══ Stored records

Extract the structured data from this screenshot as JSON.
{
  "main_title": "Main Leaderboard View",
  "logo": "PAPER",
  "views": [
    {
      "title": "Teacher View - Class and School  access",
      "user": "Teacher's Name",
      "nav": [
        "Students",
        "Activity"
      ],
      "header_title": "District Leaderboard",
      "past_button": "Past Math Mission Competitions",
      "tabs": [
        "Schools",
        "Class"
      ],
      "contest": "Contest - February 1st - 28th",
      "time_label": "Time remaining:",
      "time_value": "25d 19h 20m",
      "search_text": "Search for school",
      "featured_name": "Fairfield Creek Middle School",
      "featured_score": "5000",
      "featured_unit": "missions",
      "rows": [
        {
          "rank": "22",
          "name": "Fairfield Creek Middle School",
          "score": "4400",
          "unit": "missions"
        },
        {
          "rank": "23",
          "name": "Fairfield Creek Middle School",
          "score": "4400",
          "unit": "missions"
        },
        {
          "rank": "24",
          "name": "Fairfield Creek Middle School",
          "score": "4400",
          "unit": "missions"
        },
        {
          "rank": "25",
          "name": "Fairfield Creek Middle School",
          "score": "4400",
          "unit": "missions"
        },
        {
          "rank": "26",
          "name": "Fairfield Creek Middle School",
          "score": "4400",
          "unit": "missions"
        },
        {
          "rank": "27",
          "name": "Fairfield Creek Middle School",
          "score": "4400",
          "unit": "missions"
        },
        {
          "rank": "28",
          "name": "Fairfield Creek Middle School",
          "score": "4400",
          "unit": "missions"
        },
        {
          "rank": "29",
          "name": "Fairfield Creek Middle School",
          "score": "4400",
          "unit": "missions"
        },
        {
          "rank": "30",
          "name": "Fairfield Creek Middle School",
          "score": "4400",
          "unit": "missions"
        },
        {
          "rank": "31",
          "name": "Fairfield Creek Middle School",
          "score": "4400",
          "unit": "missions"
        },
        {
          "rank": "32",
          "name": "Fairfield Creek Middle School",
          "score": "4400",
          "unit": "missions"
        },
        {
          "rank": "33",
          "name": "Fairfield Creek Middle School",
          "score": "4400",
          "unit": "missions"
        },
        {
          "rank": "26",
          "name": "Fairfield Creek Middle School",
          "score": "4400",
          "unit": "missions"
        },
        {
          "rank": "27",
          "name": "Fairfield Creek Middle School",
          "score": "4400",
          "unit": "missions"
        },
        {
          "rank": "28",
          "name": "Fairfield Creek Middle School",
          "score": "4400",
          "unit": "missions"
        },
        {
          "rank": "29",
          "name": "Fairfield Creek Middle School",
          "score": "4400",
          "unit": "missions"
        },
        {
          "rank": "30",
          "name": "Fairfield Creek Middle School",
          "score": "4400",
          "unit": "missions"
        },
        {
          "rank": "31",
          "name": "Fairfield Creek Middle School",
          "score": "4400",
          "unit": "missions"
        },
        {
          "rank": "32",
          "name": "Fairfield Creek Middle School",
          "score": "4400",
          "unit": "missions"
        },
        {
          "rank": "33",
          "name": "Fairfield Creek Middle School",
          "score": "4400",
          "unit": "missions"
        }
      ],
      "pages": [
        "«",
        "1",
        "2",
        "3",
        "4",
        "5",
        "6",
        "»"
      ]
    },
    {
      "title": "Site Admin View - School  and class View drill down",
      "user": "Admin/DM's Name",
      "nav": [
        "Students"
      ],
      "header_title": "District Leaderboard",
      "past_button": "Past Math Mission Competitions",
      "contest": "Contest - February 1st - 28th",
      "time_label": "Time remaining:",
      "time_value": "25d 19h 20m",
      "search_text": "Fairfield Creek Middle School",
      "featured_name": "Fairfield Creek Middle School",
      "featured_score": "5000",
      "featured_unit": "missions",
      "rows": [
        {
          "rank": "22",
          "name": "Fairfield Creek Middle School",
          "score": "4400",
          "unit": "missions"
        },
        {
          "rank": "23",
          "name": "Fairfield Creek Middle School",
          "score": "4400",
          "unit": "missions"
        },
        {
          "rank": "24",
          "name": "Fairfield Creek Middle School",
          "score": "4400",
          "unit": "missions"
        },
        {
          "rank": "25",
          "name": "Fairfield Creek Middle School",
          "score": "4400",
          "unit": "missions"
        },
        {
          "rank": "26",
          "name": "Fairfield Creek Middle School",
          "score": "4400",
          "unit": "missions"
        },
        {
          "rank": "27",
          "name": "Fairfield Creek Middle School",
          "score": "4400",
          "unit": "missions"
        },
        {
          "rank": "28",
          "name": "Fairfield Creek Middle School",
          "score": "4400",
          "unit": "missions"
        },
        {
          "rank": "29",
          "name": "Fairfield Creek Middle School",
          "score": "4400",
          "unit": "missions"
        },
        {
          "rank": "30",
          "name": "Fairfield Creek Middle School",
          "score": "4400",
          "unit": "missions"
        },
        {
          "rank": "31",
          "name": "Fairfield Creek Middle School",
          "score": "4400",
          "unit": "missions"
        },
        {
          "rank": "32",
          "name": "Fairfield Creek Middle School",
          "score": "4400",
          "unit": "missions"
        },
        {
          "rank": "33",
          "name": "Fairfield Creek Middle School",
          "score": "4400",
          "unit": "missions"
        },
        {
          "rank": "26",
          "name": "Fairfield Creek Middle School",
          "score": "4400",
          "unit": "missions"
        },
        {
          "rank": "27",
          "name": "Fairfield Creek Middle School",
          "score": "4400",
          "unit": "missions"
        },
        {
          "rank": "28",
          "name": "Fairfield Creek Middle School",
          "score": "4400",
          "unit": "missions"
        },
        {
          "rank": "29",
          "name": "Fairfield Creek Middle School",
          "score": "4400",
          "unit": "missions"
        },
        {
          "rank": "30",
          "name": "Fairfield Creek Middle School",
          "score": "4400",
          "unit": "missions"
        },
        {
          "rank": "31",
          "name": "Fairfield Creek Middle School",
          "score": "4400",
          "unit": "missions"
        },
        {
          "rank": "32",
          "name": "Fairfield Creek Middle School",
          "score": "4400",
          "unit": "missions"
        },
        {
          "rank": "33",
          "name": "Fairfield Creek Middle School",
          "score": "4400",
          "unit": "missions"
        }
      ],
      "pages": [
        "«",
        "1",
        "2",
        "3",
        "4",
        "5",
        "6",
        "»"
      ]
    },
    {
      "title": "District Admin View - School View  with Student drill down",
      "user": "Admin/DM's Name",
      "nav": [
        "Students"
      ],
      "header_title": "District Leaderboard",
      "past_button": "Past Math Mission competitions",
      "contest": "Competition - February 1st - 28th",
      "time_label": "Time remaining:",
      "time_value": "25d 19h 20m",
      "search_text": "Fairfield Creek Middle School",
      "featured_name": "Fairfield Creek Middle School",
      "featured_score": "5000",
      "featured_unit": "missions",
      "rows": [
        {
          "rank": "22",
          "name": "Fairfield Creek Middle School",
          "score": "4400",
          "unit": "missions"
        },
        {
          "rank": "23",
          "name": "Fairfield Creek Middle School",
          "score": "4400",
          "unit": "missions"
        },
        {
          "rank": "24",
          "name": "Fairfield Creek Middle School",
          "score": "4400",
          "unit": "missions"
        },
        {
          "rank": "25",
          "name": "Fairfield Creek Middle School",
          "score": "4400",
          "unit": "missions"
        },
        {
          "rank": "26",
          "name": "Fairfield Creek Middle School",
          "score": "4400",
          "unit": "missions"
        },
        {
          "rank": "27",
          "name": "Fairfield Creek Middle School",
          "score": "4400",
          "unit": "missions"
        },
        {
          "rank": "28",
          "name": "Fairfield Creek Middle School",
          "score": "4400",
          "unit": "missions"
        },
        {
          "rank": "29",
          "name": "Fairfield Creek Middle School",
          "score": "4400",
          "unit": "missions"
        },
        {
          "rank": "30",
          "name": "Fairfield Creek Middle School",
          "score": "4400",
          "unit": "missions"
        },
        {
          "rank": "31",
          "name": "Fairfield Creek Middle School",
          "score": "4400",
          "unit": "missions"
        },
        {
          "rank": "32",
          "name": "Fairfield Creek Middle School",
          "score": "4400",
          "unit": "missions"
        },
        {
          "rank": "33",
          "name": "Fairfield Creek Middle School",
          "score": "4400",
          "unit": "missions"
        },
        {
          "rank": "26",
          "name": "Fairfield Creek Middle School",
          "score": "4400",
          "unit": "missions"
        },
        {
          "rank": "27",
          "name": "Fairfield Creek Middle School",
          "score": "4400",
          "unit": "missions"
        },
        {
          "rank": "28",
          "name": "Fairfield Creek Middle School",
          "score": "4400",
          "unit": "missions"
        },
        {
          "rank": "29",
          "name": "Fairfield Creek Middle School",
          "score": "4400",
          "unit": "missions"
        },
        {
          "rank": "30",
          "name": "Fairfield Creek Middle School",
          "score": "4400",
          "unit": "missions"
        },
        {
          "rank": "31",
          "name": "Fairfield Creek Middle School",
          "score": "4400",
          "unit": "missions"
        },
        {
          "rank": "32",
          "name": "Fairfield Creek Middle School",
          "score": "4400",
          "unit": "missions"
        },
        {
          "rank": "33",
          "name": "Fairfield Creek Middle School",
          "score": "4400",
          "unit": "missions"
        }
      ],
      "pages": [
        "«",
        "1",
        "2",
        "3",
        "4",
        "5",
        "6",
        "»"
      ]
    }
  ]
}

════

Written problem. Sift the material for lines with the string "drill". Copy each one found.

Solution to the problem.
      "title": "Site Admin View - School  and class View drill down",
      "title": "District Admin View - School View  with Student drill down",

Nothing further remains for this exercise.